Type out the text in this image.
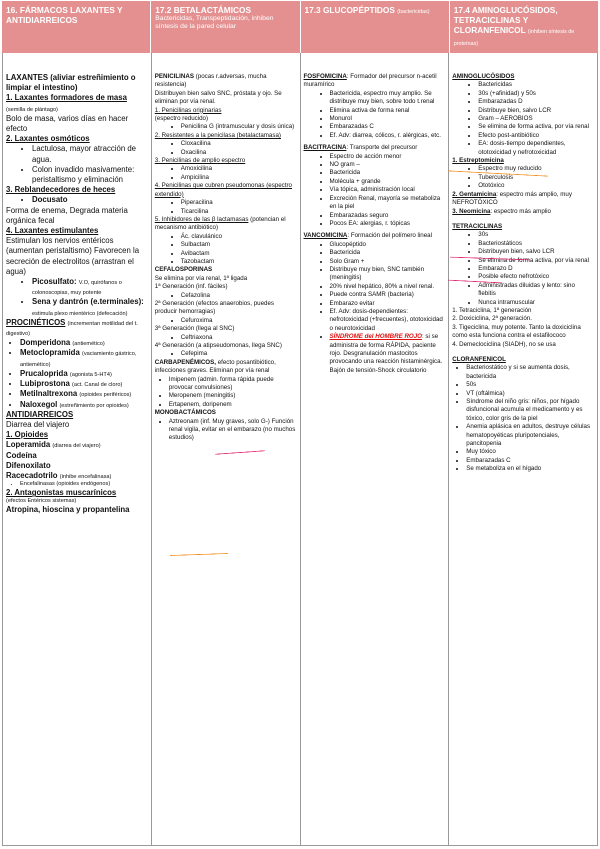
16. FÁRMACOS LAXANTES Y ANTIDIARREICOS
17.2 BETALACTÁMICOS
Bactericidas, Transpeptidación, inhiben síntesis de la pared celular
17.3 GLUCOPÉPTIDOS (bactericidas)	17.4 AMINOGLUCÓSIDOS, TETRACICLINAS Y CLORANFENICOL (inhiben síntesis de proteínas)

LAXANTES (aliviar estreñimiento o limpiar el intestino)

1. Laxantes formadores de masa (semilla de plántago)

Bolo de masa, varios días en hacer efecto

2. Laxantes osmóticos

• Lactulosa, mayor atracción de agua.
• Colon invadido masivamente: peristaltismo y eliminación

3. Reblandecedores de heces

• Docusato

Forma de enema, Degrada materia orgánica fecal

4. Laxantes estimulantes

Estimulan los nervios entéricos (aumentan peristaltismo) Favorecen la secreción de electrolitos (arrastran el agua)

• Picosulfato: V.O, quirófanos o colonoscopias, muy potente
• Sena y dantrón (e.terminales): estimula plexo mientérico (defecación)

PROCINÉTICOS (incrementan motilidad del t. digestivo)

• Domperidona (antiemético)
• Metoclopramida (vaciamiento gástrico, antiemético)
• Prucaloprida (agonista 5-HT4)
• Lubiprostona (act. Canal de cloro)
• Metilnaltrexona (opioides periféricos)
• Naloxegol (estreñimiento por opioides)

ANTIDIARREICOS

Diarrea del viajero

1. Opioides

Loperamida (diarrea del viajero)

Codeína

Difenoxilato

Racecadotrilo (inhibe encefalinasa)

• Encefalinasas (opioides endógenos)

2. Antagonistas muscarínicos

(efectos Entéricos sistemas)

Atropina, hioscina y propantelina

PENICILINAS (pocas r.adversas, mucha resistencia)

Distribuyen bien salvo SNC, próstata y ojo. Se eliminan por vía renal.

1. Penicilinas originarias

(espectro reducido)

• Penicilina G (intramuscular y dosis única)

2. Resistentes a la penicilasa (betalactamasa)

• Cloxacilina
• Oxacilina

3. Penicilinas de amplio espectro

• Amoxicilina
• Ampicilina

4. Penicilinas que cubren pseudomonas (espectro extendido)

• Piperacilina
• Ticarcilina

5. Inhibidores de las β lactamasas (potencian el mecanismo antibiótico)

• Ác. clavulánico
• Sulbactam
• Avibactam
• Tazobactam

CEFALOSPORINAS

Se elimina por vía renal, 1ª ligada

1ª Generación (inf. fáciles)

• Cefazolina

2ª Generación (efectos anaerobios, puedes producir hemorragias)

• Cefuroxima

3ª Generación (llega al SNC)

• Ceftriaxona

4ª Generación (a atipseudomonas, llega SNC)

• Cefepima

CARBAPENÉMICOS, efecto posantibiótico, infecciones graves. Eliminan por vía renal

• Imipenem (admin. forma rápida puede provocar convulsiones)
• Meropenem (meningitis)
• Ertapenem, doripenem

MONOBACTÁMICOS

• Aztreonam (inf. Muy graves, solo G-) Función renal vigila, evitar en el embarazo (no muchos estudios)

FOSFOMICINA: Formador del precursor n-acetil muramírico

• Bactericida, espectro muy amplio. Se distribuye muy bien, sobre todo t.renal
• Elimina activa de forma renal
• Monurol
• Embarazadas C
• Ef. Adv: diarrea, cólicos, r. alérgicas, etc.

BACITRACINA: Transporte del precursor

• Espectro de acción menor
• NO gram –
• Bactericida
• Molécula + grande
• Vía tópica, administración local
• Excreción Renal, mayoría se metaboliza en la piel
• Embarazadas seguro
• Pocos EA: alergias, r. tópicas

VANCOMICINA: Formación del polímero lineal

• Glucopéptido
• Bactericida
• Solo Gram +
• Distribuye muy bien, SNC también (meningitis)
• 20% nivel hepático, 80% a nivel renal.
• Puede contra SAMR (bacteria)
• Embarazo evitar
• Ef. Adv: dosis-dependientes: nefrotoxicidad (+frecuentes), ototoxicidad o neurotoxicidad
• SÍNDROME del HOMBRE ROJO: si se administra de forma RÁPIDA, paciente rojo. Desgranulación mastocitos provocando una reacción histaminérgica. Bajón de tensión-Shock circulatorio

AMINOGLUCÓSIDOS

• Bactericidas
• 30s (+afinidad) y 50s
• Embarazadas D
• Distribuye bien, salvo LCR
• Gram – AEROBIOS
• Se elimina de forma activa, por vía renal
• Efecto post-antibiótico
• EA: dosis-tiempo dependientes, ototoxicidad y nefrotoxicidad

1. Estreptomicina

• Espectro muy reducido
• Tuberculosis
• Ototóxico

2. Gentamicina: espectro más amplio, muy NEFROTÓXICO

3. Neomicina: espectro más amplio

TETRACICLINAS

• 30s
• Bacteriostáticos
• Distribuyen bien, salvo LCR
• Se elimina de forma activa, por vía renal
• Embarazo D
• Posible efecto nefrotóxico
• Administradas diluidas y lento: sino flebitis
• Nunca intramuscular

1. Tetraciclina, 1ª generación

2. Doxiciclina, 2ª generación.

3. Tigeciclina, muy potente. Tanto la doxiciclina como esta funciona contra el estafilococo

4. Demeclociclina (SIADH), no se usa

CLORANFENICOL

• Bacteriostático y si se aumenta dosis, bactericida
• 50s
• VT (oftálmica)
• Síndrome del niño gris: niños, por hígado disfuncional acumula el medicamento y es tóxico, color gris de la piel
• Anemia aplásica en adultos, destruye células hematopoyéticas pluripotenciales, pancitopenia
• Muy tóxico
• Embarazadas C
• Se metaboliza en el hígado
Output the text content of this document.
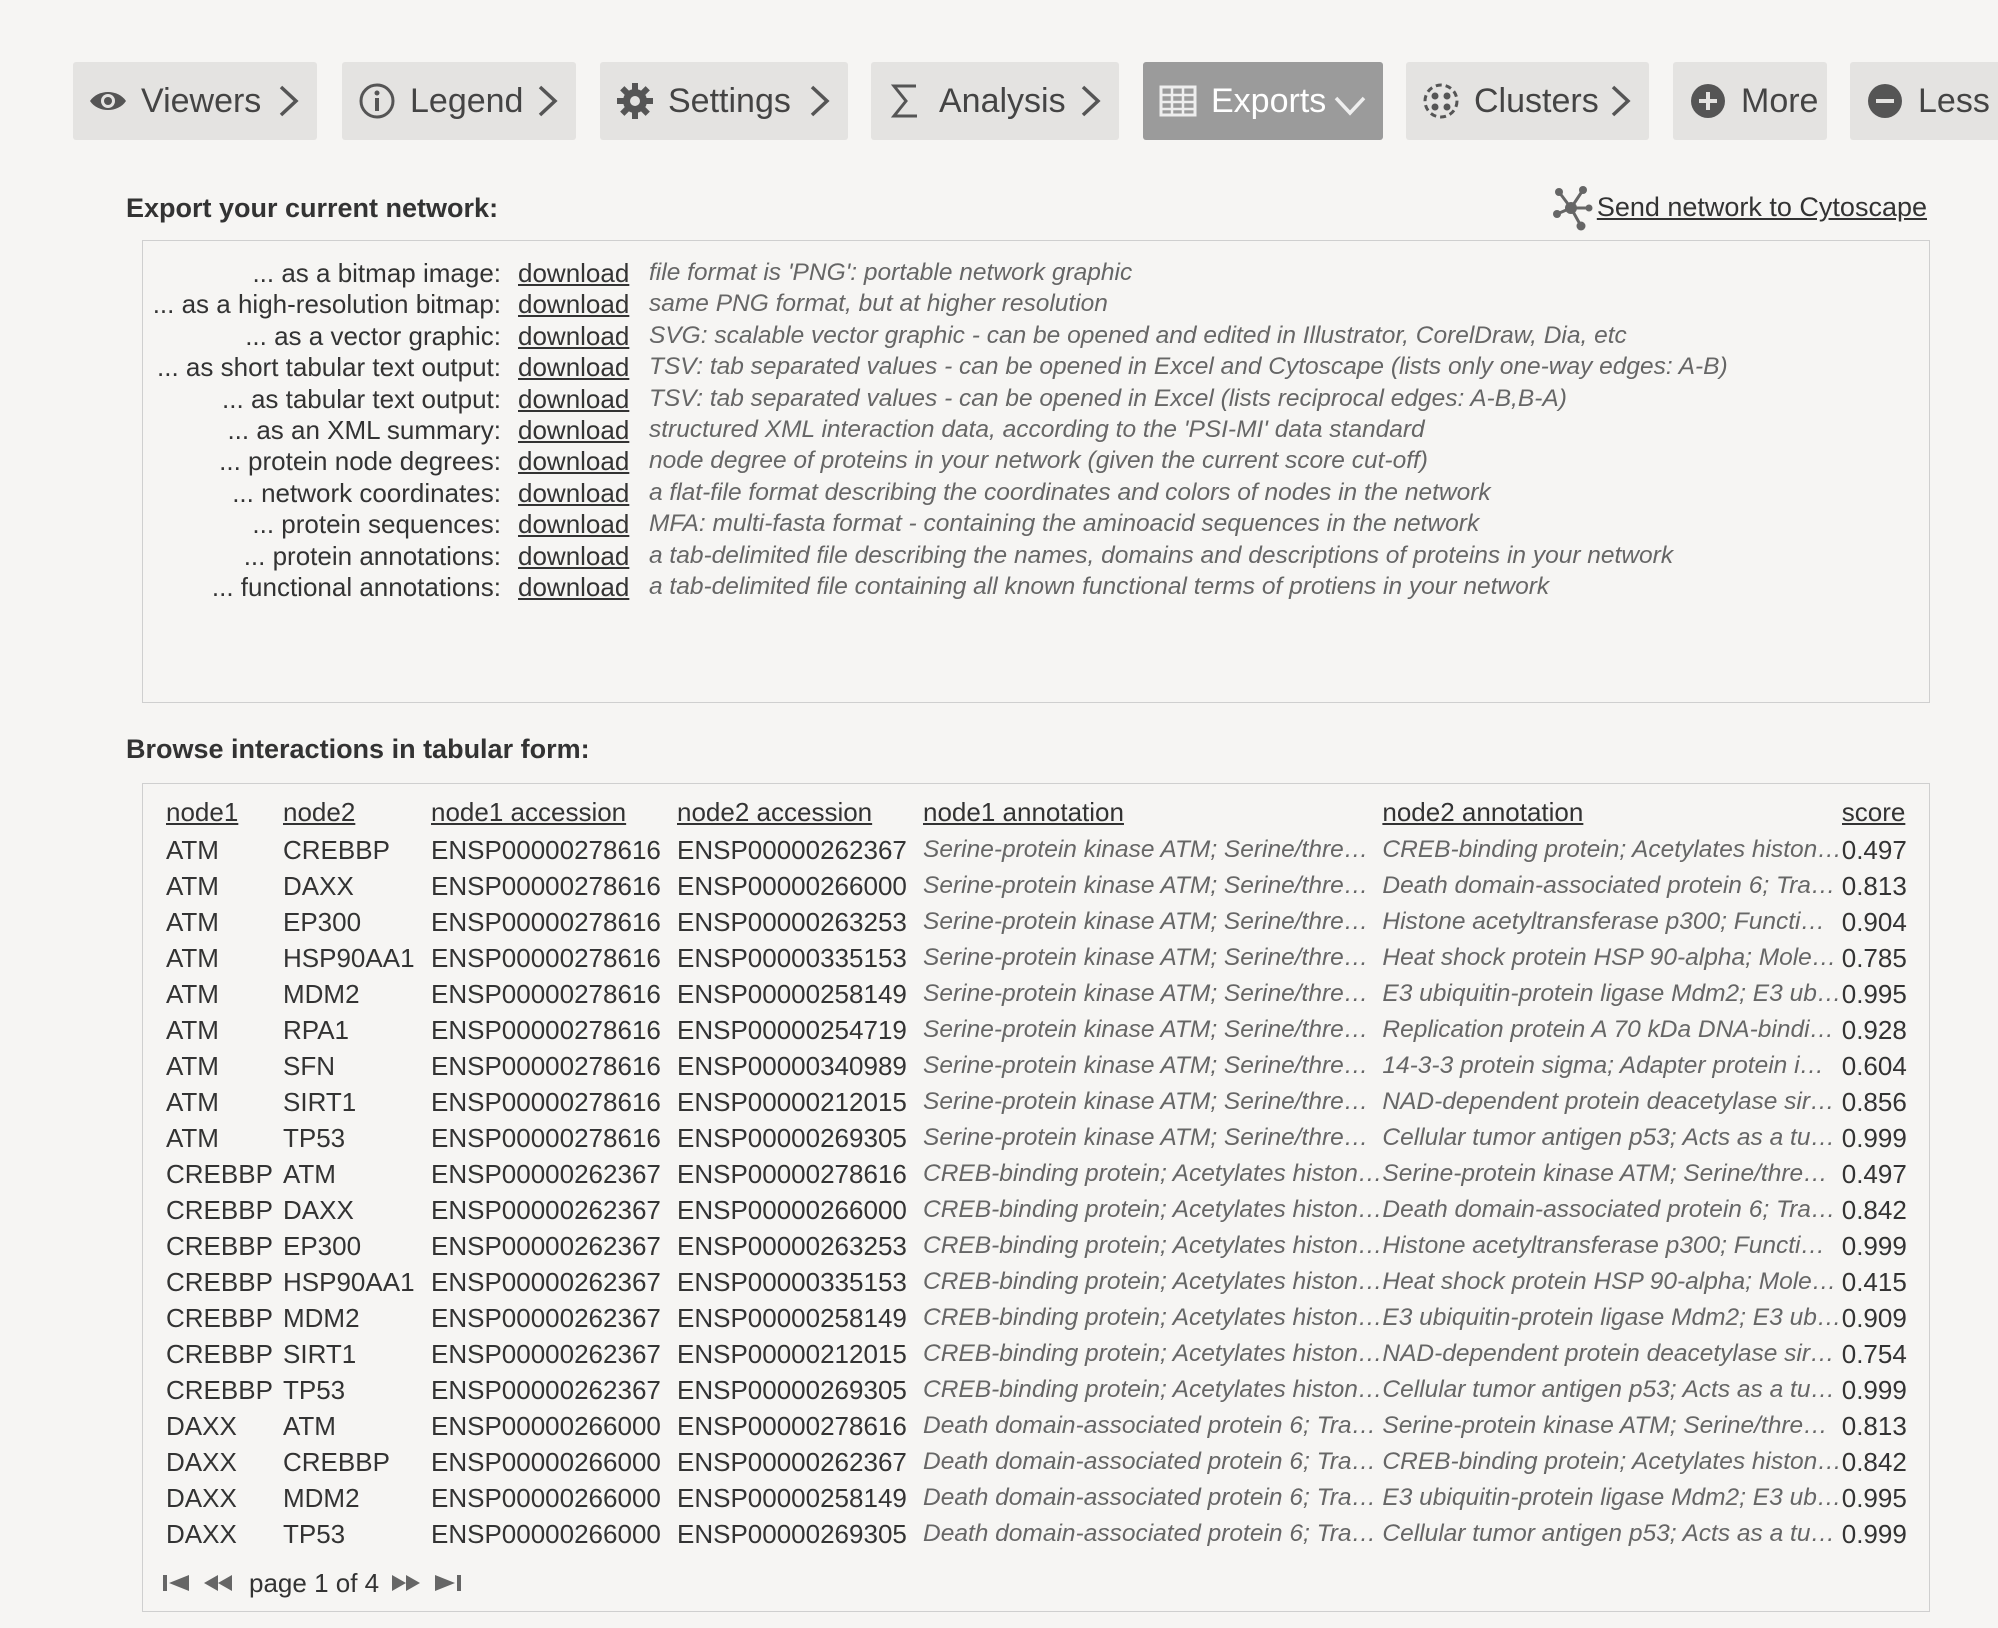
Viewers	Legend	Settings	Analysis	Exports	Clusters	More	Less
Export your current network:	Send network to Cytoscape
... as a bitmap image: download file format is 'PNG': portable network graphic
... as a high-resolution bitmap: download same PNG format, but at higher resolution
... as a vector graphic: download SVG: scalable vector graphic - can be opened and edited in Illustrator, CorelDraw, Dia, etc
... as short tabular text output: download TSV: tab separated values - can be opened in Excel and Cytoscape (lists only one-way edges: A-B)
... as tabular text output: download TSV: tab separated values - can be opened in Excel (lists reciprocal edges: A-B,B-A)
... as an XML summary: download structured XML interaction data, according to the 'PSI-MI' data standard
... protein node degrees: download node degree of proteins in your network (given the current score cut-off)
... network coordinates: download a flat-file format describing the coordinates and colors of nodes in the network
... protein sequences: download MFA: multi-fasta format - containing the aminoacid sequences in the network
... protein annotations: download a tab-delimited file describing the names, domains and descriptions of proteins in your network
... functional annotations: download a tab-delimited file containing all known functional terms of protiens in your network
Browse interactions in tabular form:
node1	node2	node1 accession	node2 accession	node1 annotation	node2 annotation	score
ATM	CREBBP	ENSP00000278616	ENSP00000262367	Serine-protein kinase ATM; Serine/thre…	CREB-binding protein; Acetylates histon…	0.497
ATM	DAXX	ENSP00000278616	ENSP00000266000	Serine-protein kinase ATM; Serine/thre…	Death domain-associated protein 6; Tra…	0.813
ATM	EP300	ENSP00000278616	ENSP00000263253	Serine-protein kinase ATM; Serine/thre…	Histone acetyltransferase p300; Functi…	0.904
ATM	HSP90AA1	ENSP00000278616	ENSP00000335153	Serine-protein kinase ATM; Serine/thre…	Heat shock protein HSP 90-alpha; Mole…	0.785
ATM	MDM2	ENSP00000278616	ENSP00000258149	Serine-protein kinase ATM; Serine/thre…	E3 ubiquitin-protein ligase Mdm2; E3 ub…	0.995
ATM	RPA1	ENSP00000278616	ENSP00000254719	Serine-protein kinase ATM; Serine/thre…	Replication protein A 70 kDa DNA-bindi…	0.928
ATM	SFN	ENSP00000278616	ENSP00000340989	Serine-protein kinase ATM; Serine/thre…	14-3-3 protein sigma; Adapter protein i…	0.604
ATM	SIRT1	ENSP00000278616	ENSP00000212015	Serine-protein kinase ATM; Serine/thre…	NAD-dependent protein deacetylase sir…	0.856
ATM	TP53	ENSP00000278616	ENSP00000269305	Serine-protein kinase ATM; Serine/thre…	Cellular tumor antigen p53; Acts as a tu…	0.999
CREBBP	ATM	ENSP00000262367	ENSP00000278616	CREB-binding protein; Acetylates histon…	Serine-protein kinase ATM; Serine/thre…	0.497
CREBBP	DAXX	ENSP00000262367	ENSP00000266000	CREB-binding protein; Acetylates histon…	Death domain-associated protein 6; Tra…	0.842
CREBBP	EP300	ENSP00000262367	ENSP00000263253	CREB-binding protein; Acetylates histon…	Histone acetyltransferase p300; Functi…	0.999
CREBBP	HSP90AA1	ENSP00000262367	ENSP00000335153	CREB-binding protein; Acetylates histon…	Heat shock protein HSP 90-alpha; Mole…	0.415
CREBBP	MDM2	ENSP00000262367	ENSP00000258149	CREB-binding protein; Acetylates histon…	E3 ubiquitin-protein ligase Mdm2; E3 ub…	0.909
CREBBP	SIRT1	ENSP00000262367	ENSP00000212015	CREB-binding protein; Acetylates histon…	NAD-dependent protein deacetylase sir…	0.754
CREBBP	TP53	ENSP00000262367	ENSP00000269305	CREB-binding protein; Acetylates histon…	Cellular tumor antigen p53; Acts as a tu…	0.999
DAXX	ATM	ENSP00000266000	ENSP00000278616	Death domain-associated protein 6; Tra…	Serine-protein kinase ATM; Serine/thre…	0.813
DAXX	CREBBP	ENSP00000266000	ENSP00000262367	Death domain-associated protein 6; Tra…	CREB-binding protein; Acetylates histon…	0.842
DAXX	MDM2	ENSP00000266000	ENSP00000258149	Death domain-associated protein 6; Tra…	E3 ubiquitin-protein ligase Mdm2; E3 ub…	0.995
DAXX	TP53	ENSP00000266000	ENSP00000269305	Death domain-associated protein 6; Tra…	Cellular tumor antigen p53; Acts as a tu…	0.999
page 1 of 4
• • • • • • •
• WORK TO BE COMPLETED: Using the listing above, pull out all lines that hold the word "Heat".

• WRITTEN RESPONSE:
ATM	HSP90AA1	ENSP00000278616	ENSP00000335153	Serine-protein kinase ATM; Serine/thre…	Heat shock protein HSP 90-alpha; Mole…	0.785
CREBBP	HSP90AA1	ENSP00000262367	ENSP00000335153	CREB-binding protein; Acetylates histon…	Heat shock protein HSP 90-alpha; Mole…	0.415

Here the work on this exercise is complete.